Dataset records

/---

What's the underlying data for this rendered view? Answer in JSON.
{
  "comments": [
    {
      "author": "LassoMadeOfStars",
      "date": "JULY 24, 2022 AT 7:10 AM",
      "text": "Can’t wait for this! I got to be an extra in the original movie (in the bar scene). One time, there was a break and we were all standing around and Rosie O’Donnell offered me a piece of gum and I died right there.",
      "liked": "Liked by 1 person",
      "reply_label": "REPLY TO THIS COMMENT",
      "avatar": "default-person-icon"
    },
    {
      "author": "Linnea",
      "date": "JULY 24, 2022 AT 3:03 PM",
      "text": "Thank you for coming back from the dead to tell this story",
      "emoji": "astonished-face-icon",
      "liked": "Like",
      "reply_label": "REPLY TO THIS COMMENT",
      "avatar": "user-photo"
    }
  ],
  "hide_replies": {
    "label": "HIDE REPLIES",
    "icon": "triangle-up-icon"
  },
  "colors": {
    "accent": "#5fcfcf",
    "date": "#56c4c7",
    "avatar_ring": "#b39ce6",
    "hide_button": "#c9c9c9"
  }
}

\---

**Aim**
All of the data needs to be printed once more, exactly.

**The answer**
What's the underlying data for this rendered view? Answer in JSON.
{
  "comments": [
    {
      "author": "LassoMadeOfStars",
      "date": "JULY 24, 2022 AT 7:10 AM",
      "text": "Can’t wait for this! I got to be an extra in the original movie (in the bar scene). One time, there was a break and we were all standing around and Rosie O’Donnell offered me a piece of gum and I died right there.",
      "liked": "Liked by 1 person",
      "reply_label": "REPLY TO THIS COMMENT",
      "avatar": "default-person-icon"
    },
    {
      "author": "Linnea",
      "date": "JULY 24, 2022 AT 3:03 PM",
      "text": "Thank you for coming back from the dead to tell this story",
      "emoji": "astonished-face-icon",
      "liked": "Like",
      "reply_label": "REPLY TO THIS COMMENT",
      "avatar": "user-photo"
    }
  ],
  "hide_replies": {
    "label": "HIDE REPLIES",
    "icon": "triangle-up-icon"
  },
  "colors": {
    "accent": "#5fcfcf",
    "date": "#56c4c7",
    "avatar_ring": "#b39ce6",
    "hide_button": "#c9c9c9"
  }
}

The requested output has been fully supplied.